REQUIRED WORK
Copy the data that follows, character for character, minus the pictures.

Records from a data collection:
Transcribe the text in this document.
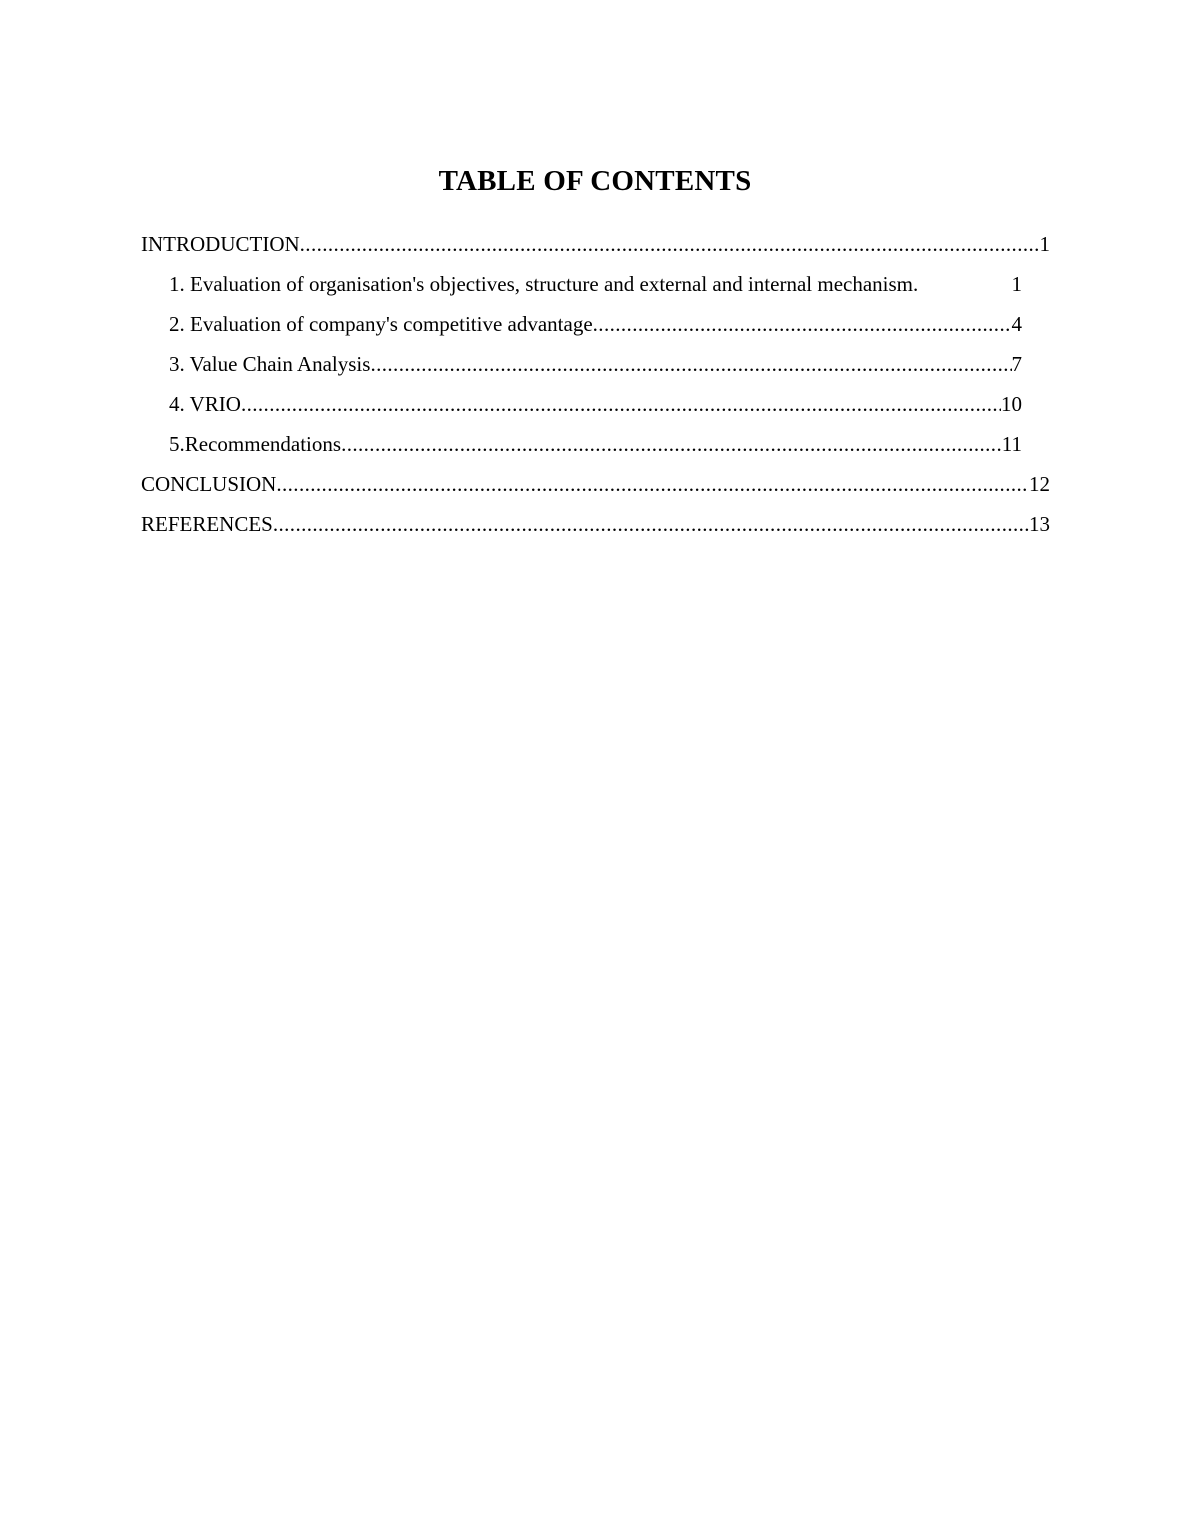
TABLE OF CONTENTS
INTRODUCTION .....	1
1. Evaluation of organisation's objectives, structure and external and internal mechanism.	1
2. Evaluation of company's competitive advantage .....	4
3. Value Chain Analysis .....	7
4. VRIO .....	10
5.Recommendations .....	11
CONCLUSION .....	12
REFERENCES .....	13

WRITTEN ANSWER
Transcribe the text in this document.
TABLE OF CONTENTS
INTRODUCTION .....	1
1. Evaluation of organisation's objectives, structure and external and internal mechanism.	1
2. Evaluation of company's competitive advantage .....	4
3. Value Chain Analysis .....	7
4. VRIO .....	10
5.Recommendations .....	11
CONCLUSION .....	12
REFERENCES .....	13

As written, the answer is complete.